Dataset records on visual material:
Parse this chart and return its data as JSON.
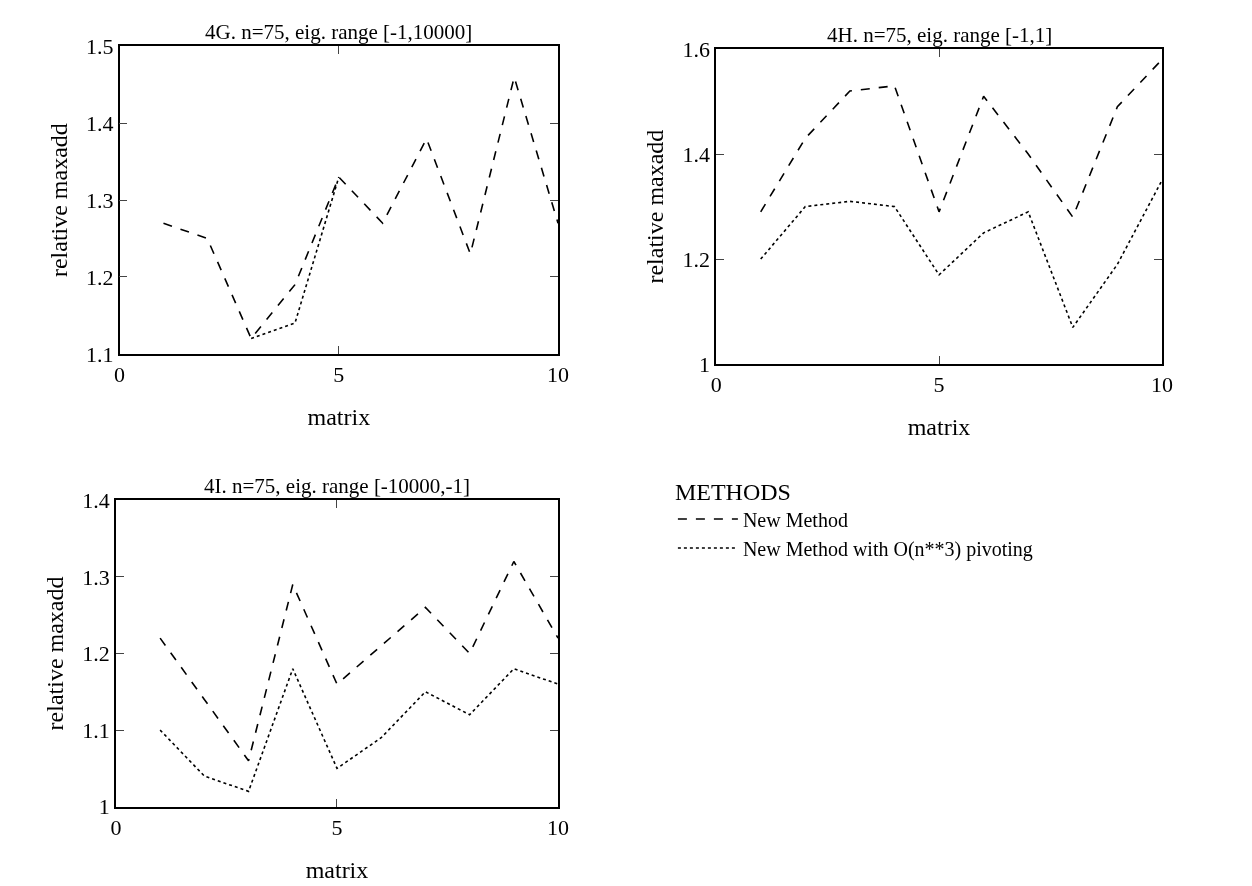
{
  "chart_data": [
    {
      "type": "line",
      "title": "4G. n=75, eig. range [-1,10000]",
      "xlabel": "matrix",
      "ylabel": "relative maxadd",
      "x": [
        1,
        2,
        3,
        4,
        5,
        6,
        7,
        8,
        9,
        10
      ],
      "xlim": [
        0,
        10
      ],
      "xticks": [
        0,
        5,
        10
      ],
      "ylim": [
        1.1,
        1.5
      ],
      "yticks": [
        1.1,
        1.2,
        1.3,
        1.4,
        1.5
      ],
      "grid": false,
      "marker": "none",
      "series": [
        {
          "color": "#000000",
          "line_style": "dashed",
          "values": [
            1.27,
            1.25,
            1.12,
            1.19,
            1.33,
            1.27,
            1.38,
            1.23,
            1.46,
            1.27
          ]
        },
        {
          "color": "#000000",
          "line_style": "dotted",
          "values": [
            null,
            null,
            1.12,
            1.14,
            1.33,
            null,
            null,
            null,
            null,
            null
          ]
        }
      ]
    },
    {
      "type": "line",
      "title": "4H. n=75, eig. range [-1,1]",
      "xlabel": "matrix",
      "ylabel": "relative maxadd",
      "x": [
        1,
        2,
        3,
        4,
        5,
        6,
        7,
        8,
        9,
        10
      ],
      "xlim": [
        0,
        10
      ],
      "xticks": [
        0,
        5,
        10
      ],
      "ylim": [
        1,
        1.6
      ],
      "yticks": [
        1,
        1.2,
        1.4,
        1.6
      ],
      "grid": false,
      "marker": "none",
      "series": [
        {
          "color": "#000000",
          "line_style": "dashed",
          "values": [
            1.29,
            1.43,
            1.52,
            1.53,
            1.29,
            1.51,
            1.4,
            1.28,
            1.49,
            1.58
          ]
        },
        {
          "color": "#000000",
          "line_style": "dotted",
          "values": [
            1.2,
            1.3,
            1.31,
            1.3,
            1.17,
            1.25,
            1.29,
            1.07,
            1.19,
            1.35
          ]
        }
      ]
    },
    {
      "type": "line",
      "title": "4I. n=75, eig. range [-10000,-1]",
      "xlabel": "matrix",
      "ylabel": "relative maxadd",
      "x": [
        1,
        2,
        3,
        4,
        5,
        6,
        7,
        8,
        9,
        10
      ],
      "xlim": [
        0,
        10
      ],
      "xticks": [
        0,
        5,
        10
      ],
      "ylim": [
        1,
        1.4
      ],
      "yticks": [
        1,
        1.1,
        1.2,
        1.3,
        1.4
      ],
      "grid": false,
      "marker": "none",
      "legend": "right",
      "legend_title": "METHODS",
      "series": [
        {
          "name": "New Method",
          "color": "#000000",
          "line_style": "dashed",
          "values": [
            1.22,
            1.14,
            1.06,
            1.29,
            1.16,
            1.21,
            1.26,
            1.2,
            1.32,
            1.22
          ]
        },
        {
          "name": "New Method with O(n**3) pivoting",
          "color": "#000000",
          "line_style": "dotted",
          "values": [
            1.1,
            1.04,
            1.02,
            1.18,
            1.05,
            1.09,
            1.15,
            1.12,
            1.18,
            1.16
          ]
        }
      ]
    }
  ]
}
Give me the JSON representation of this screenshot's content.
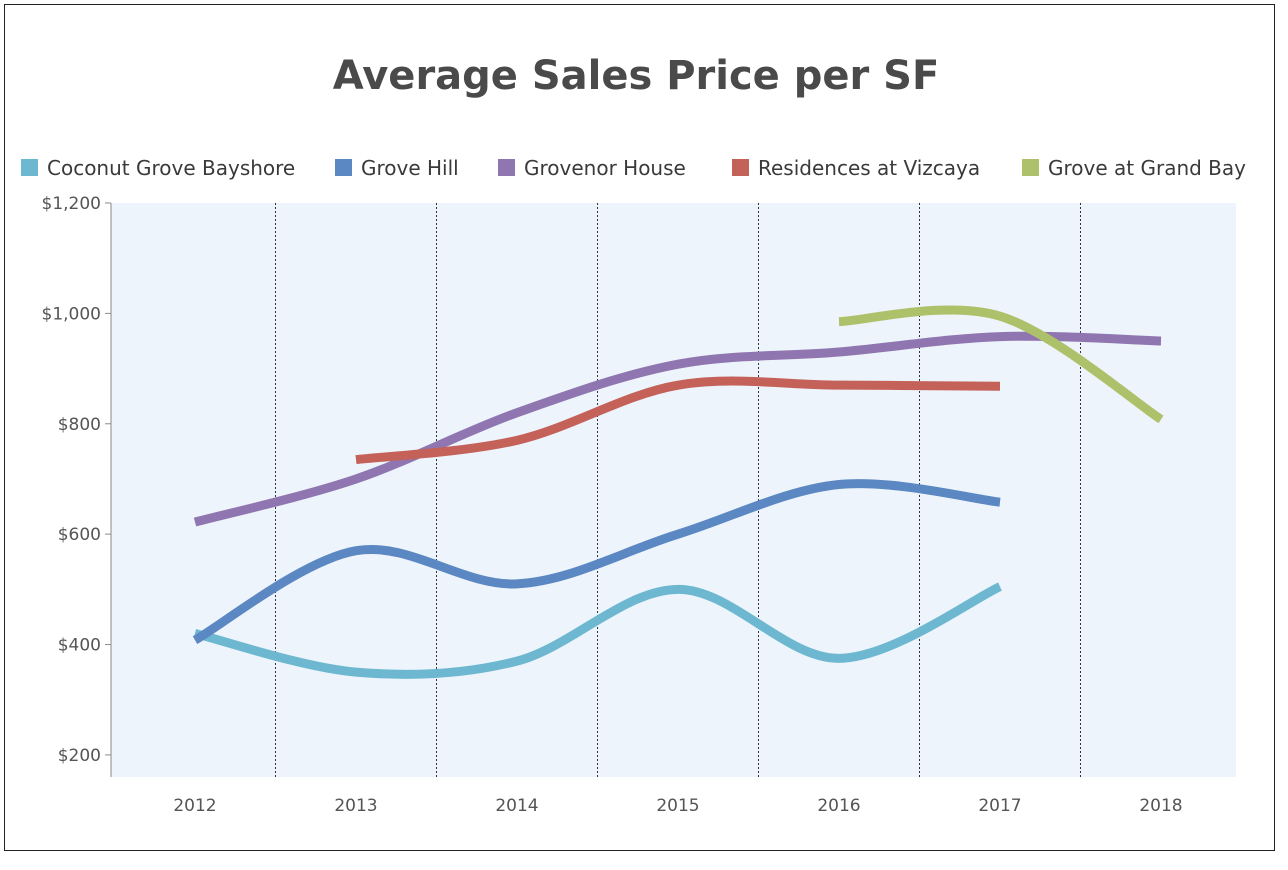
{
  "chart_data": {
    "type": "line",
    "title": "Average Sales Price per SF",
    "xlabel": "",
    "ylabel": "",
    "categories": [
      "2012",
      "2013",
      "2014",
      "2015",
      "2016",
      "2017",
      "2018"
    ],
    "yticks": [
      "$200",
      "$400",
      "$600",
      "$800",
      "$1,000",
      "$1,200"
    ],
    "ylim": [
      160,
      1200
    ],
    "legend_position": "top",
    "series": [
      {
        "name": "Coconut Grove Bayshore",
        "color": "#6db8d0",
        "values": [
          420,
          350,
          370,
          500,
          375,
          505,
          null
        ]
      },
      {
        "name": "Grove Hill",
        "color": "#5b87c2",
        "values": [
          408,
          570,
          510,
          600,
          690,
          658,
          null
        ]
      },
      {
        "name": "Grovenor House",
        "color": "#8f76b0",
        "values": [
          622,
          700,
          820,
          908,
          930,
          958,
          950
        ]
      },
      {
        "name": "Residences at Vizcaya",
        "color": "#c4625a",
        "values": [
          null,
          735,
          770,
          870,
          870,
          868,
          null
        ]
      },
      {
        "name": "Grove at Grand Bay",
        "color": "#adc16a",
        "values": [
          null,
          null,
          null,
          null,
          985,
          995,
          808
        ]
      }
    ]
  }
}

Exercise task — Each entry shown above must be quoted exactly, with its pictures left out.

Exercise result —
Parse this chart and return its data as JSON.
{
  "chart_data": [
    {
      "type": "line",
      "title": "4G. n=75, eig. range [-1,10000]",
      "xlabel": "matrix",
      "ylabel": "relative maxadd",
      "x": [
        1,
        2,
        3,
        4,
        5,
        6,
        7,
        8,
        9,
        10
      ],
      "xlim": [
        0,
        10
      ],
      "xticks": [
        0,
        5,
        10
      ],
      "ylim": [
        1.1,
        1.5
      ],
      "yticks": [
        1.1,
        1.2,
        1.3,
        1.4,
        1.5
      ],
      "grid": false,
      "marker": "none",
      "series": [
        {
          "color": "#000000",
          "line_style": "dashed",
          "values": [
            1.27,
            1.25,
            1.12,
            1.19,
            1.33,
            1.27,
            1.38,
            1.23,
            1.46,
            1.27
          ]
        },
        {
          "color": "#000000",
          "line_style": "dotted",
          "values": [
            null,
            null,
            1.12,
            1.14,
            1.33,
            null,
            null,
            null,
            null,
            null
          ]
        }
      ]
    },
    {
      "type": "line",
      "title": "4H. n=75, eig. range [-1,1]",
      "xlabel": "matrix",
      "ylabel": "relative maxadd",
      "x": [
        1,
        2,
        3,
        4,
        5,
        6,
        7,
        8,
        9,
        10
      ],
      "xlim": [
        0,
        10
      ],
      "xticks": [
        0,
        5,
        10
      ],
      "ylim": [
        1,
        1.6
      ],
      "yticks": [
        1,
        1.2,
        1.4,
        1.6
      ],
      "grid": false,
      "marker": "none",
      "series": [
        {
          "color": "#000000",
          "line_style": "dashed",
          "values": [
            1.29,
            1.43,
            1.52,
            1.53,
            1.29,
            1.51,
            1.4,
            1.28,
            1.49,
            1.58
          ]
        },
        {
          "color": "#000000",
          "line_style": "dotted",
          "values": [
            1.2,
            1.3,
            1.31,
            1.3,
            1.17,
            1.25,
            1.29,
            1.07,
            1.19,
            1.35
          ]
        }
      ]
    },
    {
      "type": "line",
      "title": "4I. n=75, eig. range [-10000,-1]",
      "xlabel": "matrix",
      "ylabel": "relative maxadd",
      "x": [
        1,
        2,
        3,
        4,
        5,
        6,
        7,
        8,
        9,
        10
      ],
      "xlim": [
        0,
        10
      ],
      "xticks": [
        0,
        5,
        10
      ],
      "ylim": [
        1,
        1.4
      ],
      "yticks": [
        1,
        1.1,
        1.2,
        1.3,
        1.4
      ],
      "grid": false,
      "marker": "none",
      "legend": "right",
      "legend_title": "METHODS",
      "series": [
        {
          "name": "New Method",
          "color": "#000000",
          "line_style": "dashed",
          "values": [
            1.22,
            1.14,
            1.06,
            1.29,
            1.16,
            1.21,
            1.26,
            1.2,
            1.32,
            1.22
          ]
        },
        {
          "name": "New Method with O(n**3) pivoting",
          "color": "#000000",
          "line_style": "dotted",
          "values": [
            1.1,
            1.04,
            1.02,
            1.18,
            1.05,
            1.09,
            1.15,
            1.12,
            1.18,
            1.16
          ]
        }
      ]
    }
  ]
}
Give me the JSON representation of this screenshot's content.
{
  "chart_data": {
    "type": "line",
    "title": "Average Sales Price per SF",
    "xlabel": "",
    "ylabel": "",
    "categories": [
      "2012",
      "2013",
      "2014",
      "2015",
      "2016",
      "2017",
      "2018"
    ],
    "yticks": [
      "$200",
      "$400",
      "$600",
      "$800",
      "$1,000",
      "$1,200"
    ],
    "ylim": [
      160,
      1200
    ],
    "legend_position": "top",
    "series": [
      {
        "name": "Coconut Grove Bayshore",
        "color": "#6db8d0",
        "values": [
          420,
          350,
          370,
          500,
          375,
          505,
          null
        ]
      },
      {
        "name": "Grove Hill",
        "color": "#5b87c2",
        "values": [
          408,
          570,
          510,
          600,
          690,
          658,
          null
        ]
      },
      {
        "name": "Grovenor House",
        "color": "#8f76b0",
        "values": [
          622,
          700,
          820,
          908,
          930,
          958,
          950
        ]
      },
      {
        "name": "Residences at Vizcaya",
        "color": "#c4625a",
        "values": [
          null,
          735,
          770,
          870,
          870,
          868,
          null
        ]
      },
      {
        "name": "Grove at Grand Bay",
        "color": "#adc16a",
        "values": [
          null,
          null,
          null,
          null,
          985,
          995,
          808
        ]
      }
    ]
  }
}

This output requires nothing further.